DATA PROVIDED>
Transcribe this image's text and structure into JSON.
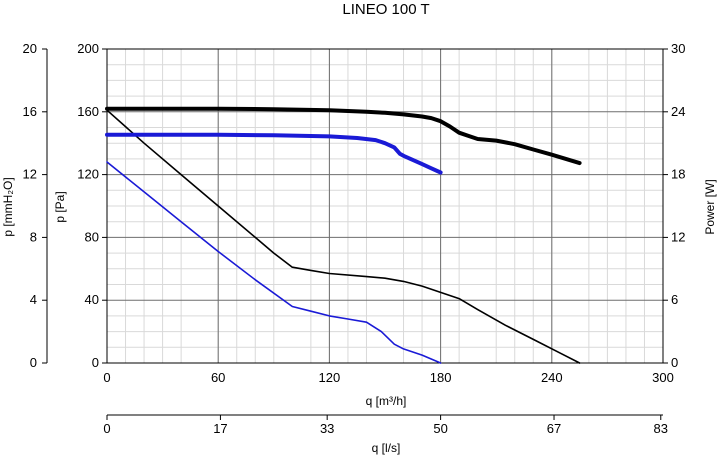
{
  "chart_data": {
    "type": "line",
    "title": "LINEO 100 T",
    "xlabel": "q [m³/h]",
    "xlabel_secondary": "q [l/s]",
    "ylabel_left_outer": "p [mmH₂O]",
    "ylabel_left_inner": "p [Pa]",
    "ylabel_right": "Power [W]",
    "xlim": [
      0,
      300
    ],
    "ylim": [
      0,
      200
    ],
    "grid": true,
    "x_ticks": [
      "0",
      "60",
      "120",
      "180",
      "240",
      "300"
    ],
    "x_secondary_ticks": [
      "0",
      "17",
      "33",
      "50",
      "67",
      "83"
    ],
    "x_secondary_tick_positions": [
      0,
      61.2,
      118.8,
      180,
      241.2,
      298.8
    ],
    "y_ticks_pa": [
      "0",
      "40",
      "80",
      "120",
      "160",
      "200"
    ],
    "y_ticks_mmh2o": [
      "0",
      "4",
      "8",
      "12",
      "16",
      "20"
    ],
    "y_ticks_power": [
      "0",
      "6",
      "12",
      "18",
      "24",
      "30"
    ],
    "series": [
      {
        "color": "#000000",
        "axis": "pressure",
        "kind": "pressure",
        "x": [
          0,
          20,
          40,
          60,
          80,
          90,
          100,
          110,
          120,
          140,
          150,
          160,
          170,
          180,
          190,
          200,
          215,
          230,
          245,
          255
        ],
        "y": [
          161,
          140,
          120,
          100,
          80,
          70,
          61,
          59,
          57,
          55,
          54,
          52,
          49,
          45,
          41,
          34,
          24,
          15,
          6,
          0
        ]
      },
      {
        "color": "#1a1ad6",
        "axis": "pressure",
        "kind": "pressure",
        "x": [
          0,
          20,
          40,
          60,
          80,
          100,
          110,
          120,
          130,
          140,
          148,
          155,
          160,
          170,
          180
        ],
        "y": [
          128,
          109,
          90,
          71,
          53,
          36,
          33,
          30,
          28,
          26,
          20,
          12,
          9,
          5,
          0
        ]
      },
      {
        "color": "#000000",
        "axis": "power",
        "kind": "power",
        "x": [
          0,
          30,
          60,
          90,
          120,
          140,
          150,
          160,
          170,
          175,
          180,
          185,
          190,
          195,
          200,
          210,
          220,
          230,
          240,
          255
        ],
        "y": [
          24.3,
          24.3,
          24.3,
          24.25,
          24.15,
          24.0,
          23.9,
          23.75,
          23.55,
          23.4,
          23.1,
          22.6,
          22.0,
          21.7,
          21.4,
          21.25,
          20.9,
          20.4,
          19.9,
          19.1
        ]
      },
      {
        "color": "#1a1ad6",
        "axis": "power",
        "kind": "power",
        "x": [
          0,
          30,
          60,
          90,
          120,
          135,
          145,
          150,
          155,
          158,
          160,
          165,
          170,
          175,
          180
        ],
        "y": [
          21.8,
          21.8,
          21.8,
          21.75,
          21.65,
          21.5,
          21.3,
          21.0,
          20.6,
          20.0,
          19.8,
          19.4,
          19.0,
          18.6,
          18.2
        ]
      }
    ]
  }
}
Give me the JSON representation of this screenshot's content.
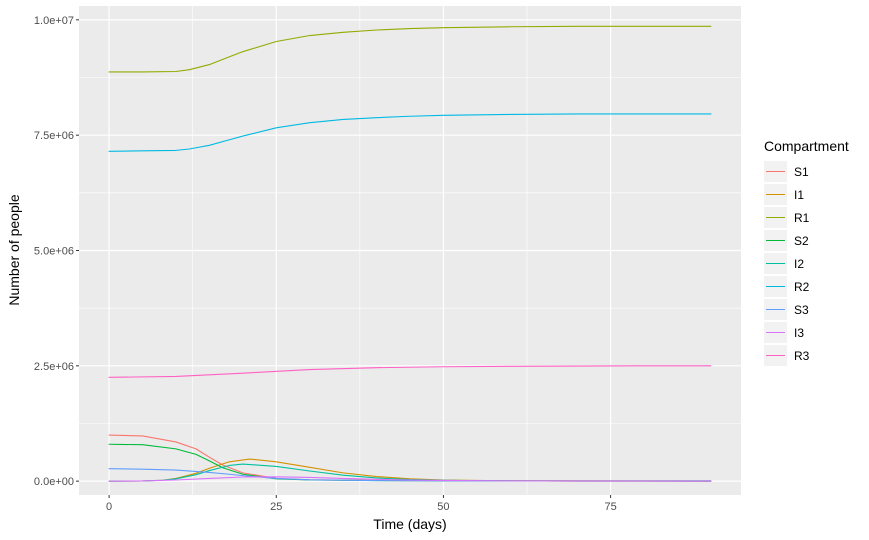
{
  "chart_data": {
    "type": "line",
    "xlabel": "Time (days)",
    "ylabel": "Number of people",
    "xlim": [
      -4.5,
      94.5
    ],
    "ylim": [
      -300000,
      10300000
    ],
    "x_ticks": [
      {
        "value": 0,
        "label": "0"
      },
      {
        "value": 25,
        "label": "25"
      },
      {
        "value": 50,
        "label": "50"
      },
      {
        "value": 75,
        "label": "75"
      }
    ],
    "y_ticks": [
      {
        "value": 0,
        "label": "0.0e+00"
      },
      {
        "value": 2500000,
        "label": "2.5e+06"
      },
      {
        "value": 5000000,
        "label": "5.0e+06"
      },
      {
        "value": 7500000,
        "label": "7.5e+06"
      },
      {
        "value": 10000000,
        "label": "1.0e+07"
      }
    ],
    "grid": true,
    "legend_position": "right",
    "legend_title": "Compartment",
    "series": [
      {
        "name": "S1",
        "color": "#F8766D",
        "x": [
          0,
          5,
          10,
          13,
          15,
          17,
          20,
          25,
          30,
          40,
          50,
          60,
          70,
          80,
          90
        ],
        "y": [
          1000000,
          980000,
          850000,
          700000,
          520000,
          350000,
          180000,
          60000,
          30000,
          15000,
          10000,
          8000,
          7000,
          6000,
          6000
        ]
      },
      {
        "name": "I1",
        "color": "#D39200",
        "x": [
          0,
          5,
          8,
          10,
          13,
          15,
          18,
          21,
          25,
          30,
          35,
          40,
          45,
          50,
          60,
          70,
          80,
          90
        ],
        "y": [
          0,
          5000,
          20000,
          60000,
          170000,
          280000,
          420000,
          480000,
          420000,
          300000,
          180000,
          100000,
          50000,
          25000,
          8000,
          3000,
          1000,
          500
        ]
      },
      {
        "name": "R1",
        "color": "#93AA00",
        "x": [
          0,
          5,
          10,
          12,
          15,
          18,
          20,
          25,
          30,
          35,
          40,
          45,
          50,
          60,
          70,
          80,
          90
        ],
        "y": [
          8870000,
          8870000,
          8880000,
          8920000,
          9030000,
          9200000,
          9310000,
          9530000,
          9660000,
          9730000,
          9780000,
          9810000,
          9830000,
          9850000,
          9860000,
          9860000,
          9860000
        ]
      },
      {
        "name": "S2",
        "color": "#00BA38",
        "x": [
          0,
          5,
          10,
          13,
          15,
          17,
          20,
          25,
          30,
          40,
          50,
          60,
          70,
          80,
          90
        ],
        "y": [
          800000,
          790000,
          700000,
          580000,
          440000,
          290000,
          150000,
          50000,
          25000,
          12000,
          8000,
          6000,
          5000,
          5000,
          5000
        ]
      },
      {
        "name": "I2",
        "color": "#00C19F",
        "x": [
          0,
          5,
          8,
          10,
          13,
          15,
          18,
          20,
          25,
          30,
          35,
          40,
          45,
          50,
          60,
          70,
          80,
          90
        ],
        "y": [
          0,
          5000,
          20000,
          50000,
          140000,
          230000,
          340000,
          370000,
          320000,
          220000,
          130000,
          70000,
          35000,
          18000,
          6000,
          2000,
          1000,
          500
        ]
      },
      {
        "name": "R2",
        "color": "#00B9E3",
        "x": [
          0,
          5,
          10,
          12,
          15,
          18,
          20,
          25,
          30,
          35,
          40,
          45,
          50,
          60,
          70,
          80,
          90
        ],
        "y": [
          7150000,
          7160000,
          7170000,
          7200000,
          7280000,
          7400000,
          7480000,
          7660000,
          7770000,
          7840000,
          7880000,
          7910000,
          7930000,
          7950000,
          7960000,
          7960000,
          7960000
        ]
      },
      {
        "name": "S3",
        "color": "#619CFF",
        "x": [
          0,
          5,
          10,
          15,
          18,
          20,
          25,
          30,
          40,
          50,
          60,
          70,
          80,
          90
        ],
        "y": [
          270000,
          260000,
          240000,
          190000,
          150000,
          120000,
          60000,
          30000,
          12000,
          8000,
          6000,
          5000,
          5000,
          5000
        ]
      },
      {
        "name": "I3",
        "color": "#DB72FB",
        "x": [
          0,
          5,
          10,
          15,
          20,
          25,
          30,
          35,
          40,
          45,
          50,
          60,
          70,
          80,
          90
        ],
        "y": [
          0,
          4000,
          25000,
          60000,
          90000,
          95000,
          80000,
          60000,
          40000,
          25000,
          15000,
          6000,
          2000,
          1000,
          500
        ]
      },
      {
        "name": "R3",
        "color": "#FF61C3",
        "x": [
          0,
          10,
          20,
          30,
          40,
          50,
          60,
          70,
          80,
          90
        ],
        "y": [
          2250000,
          2270000,
          2340000,
          2420000,
          2460000,
          2480000,
          2490000,
          2495000,
          2500000,
          2500000
        ]
      }
    ]
  }
}
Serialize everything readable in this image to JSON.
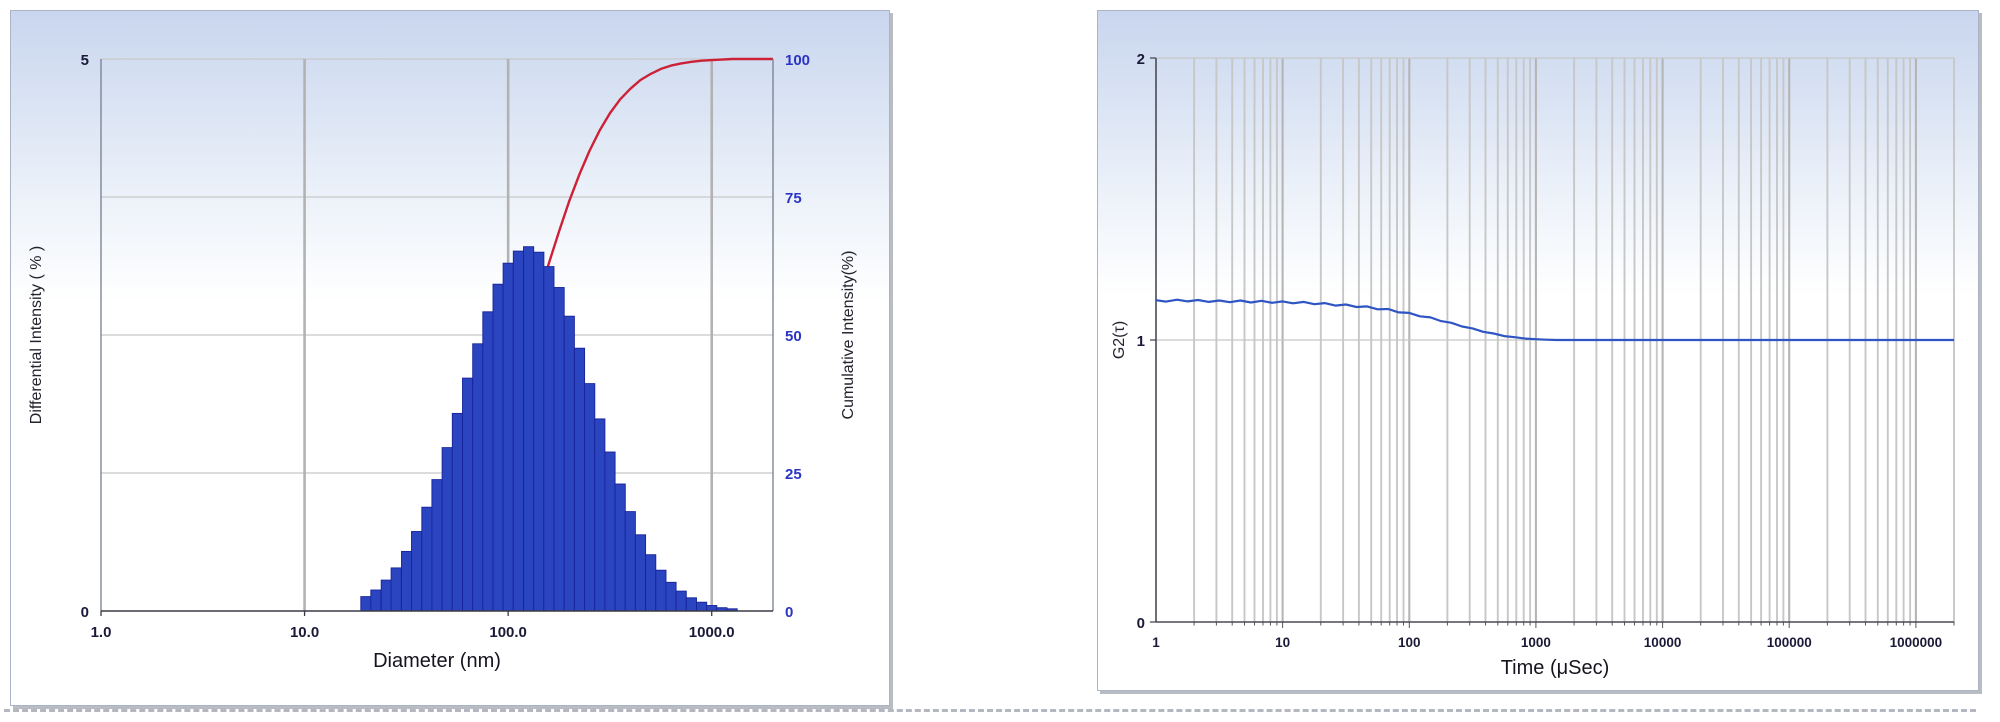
{
  "appearance": {
    "page_background": "#ffffff",
    "panel_gradient_top": "#c9d6ee",
    "panel_border": "#a9b4c6",
    "panel_shadow": "#b9bcc2",
    "minor_gridline_color": "#c7c7c7",
    "major_gridline_color": "#b2b2b2"
  },
  "chart_data": [
    {
      "type": "bar",
      "subtype": "particle-size-distribution-histogram-with-cumulative-line",
      "title": "",
      "xlabel": "Diameter (nm)",
      "ylabel_left": "Differential Intensity ( % )",
      "ylabel_right": "Cumulative Intensity(%)",
      "x_scale": "log",
      "xlim": [
        1,
        2000
      ],
      "ylim_left": [
        0,
        5
      ],
      "ylim_right": [
        0,
        100
      ],
      "x_ticks": [
        {
          "value": 1,
          "label": "1.0"
        },
        {
          "value": 10,
          "label": "10.0"
        },
        {
          "value": 100,
          "label": "100.0"
        },
        {
          "value": 1000,
          "label": "1000.0"
        }
      ],
      "y_ticks_left": [
        {
          "value": 5,
          "label": "5"
        },
        {
          "value": 0,
          "label": "0"
        }
      ],
      "y_ticks_right": [
        100,
        75,
        50,
        25,
        0
      ],
      "gridlines_vertical": [
        10,
        100,
        1000
      ],
      "gridlines_horizontal": [
        25,
        50,
        75,
        100
      ],
      "bar_bin_ratio": 1.122,
      "colors": {
        "bar_fill": "#2b44c0",
        "bar_stroke": "#17249b",
        "cumulative_line": "#cc2136"
      },
      "series": {
        "diameters": [
          20.0,
          22.4,
          25.2,
          28.2,
          31.7,
          35.5,
          39.9,
          44.7,
          50.2,
          56.3,
          63.2,
          70.9,
          79.5,
          89.2,
          100.1,
          112.3,
          126.0,
          141.4,
          158.6,
          178.0,
          199.7,
          224.0,
          251.4,
          282.0,
          316.4,
          355.0,
          398.3,
          446.9,
          501.4,
          562.6,
          631.2,
          708.2,
          794.5,
          891.4,
          1000.2,
          1122.1,
          1259.0
        ],
        "differential": [
          0.13,
          0.19,
          0.28,
          0.39,
          0.54,
          0.72,
          0.94,
          1.19,
          1.48,
          1.79,
          2.11,
          2.42,
          2.71,
          2.96,
          3.15,
          3.26,
          3.3,
          3.25,
          3.12,
          2.93,
          2.67,
          2.38,
          2.06,
          1.74,
          1.44,
          1.15,
          0.9,
          0.69,
          0.51,
          0.37,
          0.26,
          0.18,
          0.12,
          0.08,
          0.05,
          0.03,
          0.02
        ],
        "cumulative": [
          0.5,
          0.9,
          1.3,
          2.0,
          2.8,
          4.1,
          5.6,
          7.7,
          10.3,
          13.4,
          17.2,
          21.6,
          26.5,
          32.0,
          37.9,
          44.1,
          50.4,
          56.8,
          63.0,
          68.8,
          74.3,
          79.1,
          83.4,
          87.1,
          90.2,
          92.7,
          94.6,
          96.2,
          97.3,
          98.2,
          98.8,
          99.2,
          99.5,
          99.7,
          99.8,
          99.9,
          100.0
        ]
      }
    },
    {
      "type": "line",
      "subtype": "autocorrelation-function",
      "title": "",
      "xlabel": "Time (μSec)",
      "ylabel": "G2(τ)",
      "x_scale": "log",
      "xlim": [
        1,
        2000000
      ],
      "ylim": [
        0,
        2
      ],
      "x_ticks": [
        {
          "value": 1,
          "label": "1"
        },
        {
          "value": 10,
          "label": "10"
        },
        {
          "value": 100,
          "label": "100"
        },
        {
          "value": 1000,
          "label": "1000"
        },
        {
          "value": 10000,
          "label": "10000"
        },
        {
          "value": 100000,
          "label": "100000"
        },
        {
          "value": 1000000,
          "label": "1000000"
        }
      ],
      "y_ticks": [
        2,
        1,
        0
      ],
      "gridlines_horizontal": [
        1,
        2
      ],
      "colors": {
        "line": "#2f55c4"
      },
      "series": {
        "times": [
          1,
          1.2,
          1.47,
          1.78,
          2.15,
          2.61,
          3.16,
          3.83,
          4.64,
          5.62,
          6.81,
          8.25,
          10,
          12.1,
          14.7,
          17.8,
          21.5,
          26.1,
          31.6,
          38.3,
          46.4,
          56.2,
          68.1,
          82.5,
          100,
          121,
          147,
          178,
          215,
          261,
          316,
          383,
          464,
          562,
          681,
          825,
          1000,
          1210,
          1470,
          2150,
          3160,
          4640,
          10000,
          46400,
          100000,
          464000,
          1000000,
          2000000
        ],
        "g2": [
          1.141,
          1.136,
          1.143,
          1.137,
          1.142,
          1.135,
          1.14,
          1.134,
          1.14,
          1.133,
          1.139,
          1.132,
          1.137,
          1.13,
          1.135,
          1.127,
          1.131,
          1.122,
          1.126,
          1.117,
          1.119,
          1.109,
          1.11,
          1.098,
          1.096,
          1.084,
          1.08,
          1.067,
          1.061,
          1.048,
          1.041,
          1.029,
          1.023,
          1.014,
          1.01,
          1.005,
          1.003,
          1.001,
          1.0,
          1.0,
          1.0,
          1.0,
          1.0,
          1.0,
          1.0,
          1.0,
          1.0,
          1.0
        ]
      }
    }
  ]
}
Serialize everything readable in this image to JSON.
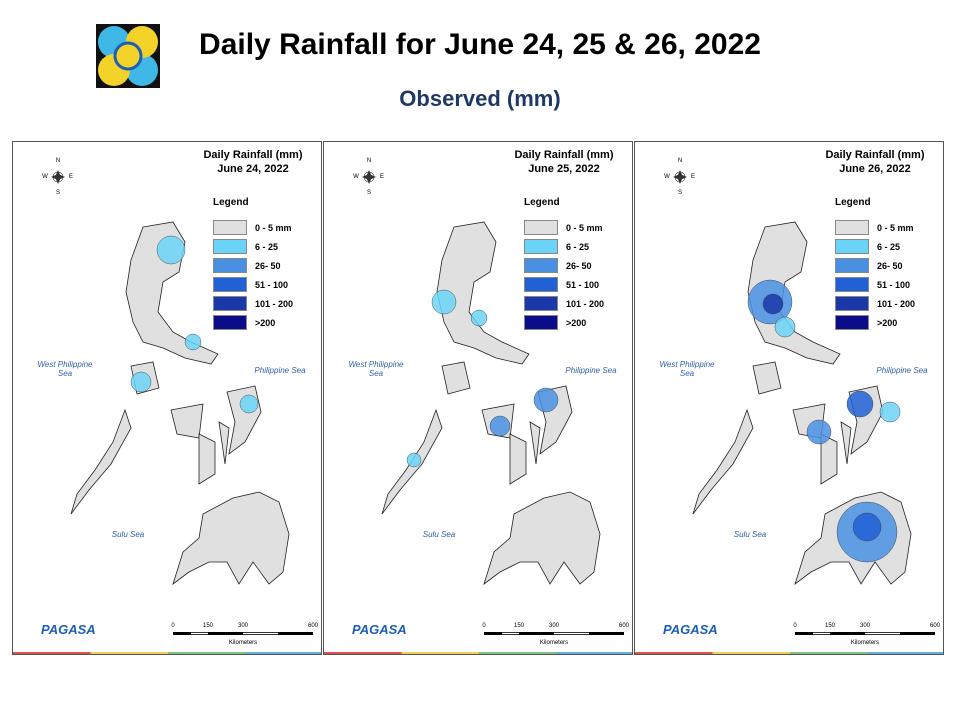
{
  "header": {
    "title": "Daily Rainfall for June 24, 25 & 26, 2022",
    "subtitle": "Observed (mm)"
  },
  "legend": {
    "title": "Legend",
    "items": [
      {
        "label": "0 - 5 mm",
        "color": "#e0e0e0"
      },
      {
        "label": "6 - 25",
        "color": "#6ad3f7"
      },
      {
        "label": "26- 50",
        "color": "#4a90e2"
      },
      {
        "label": "51 - 100",
        "color": "#2260d6"
      },
      {
        "label": "101 - 200",
        "color": "#1a38a8"
      },
      {
        "label": ">200",
        "color": "#0b0c8a"
      }
    ]
  },
  "panels": [
    {
      "title": "Daily Rainfall (mm)",
      "date": "June 24, 2022"
    },
    {
      "title": "Daily Rainfall (mm)",
      "date": "June 25, 2022"
    },
    {
      "title": "Daily Rainfall (mm)",
      "date": "June 26, 2022"
    }
  ],
  "seas": [
    "West Philippine Sea",
    "Philippine Sea",
    "Sulu Sea"
  ],
  "compass": [
    "N",
    "E",
    "S",
    "W"
  ],
  "scale": {
    "ticks": [
      0,
      150,
      300,
      600
    ],
    "unit": "Kilometers"
  },
  "agency": "PAGASA"
}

TASK TO COMPLETE>
Which lines hold the word "name"? Copy every one of them.

ANSWER FOR THIS EXERCISE>
        "name": "S1",
        "name": "I1",
        "name": "R1",
        "name": "S2",
        "name": "I2",
        "name": "R2",
        "name": "S3",
        "name": "I3",
        "name": "R3",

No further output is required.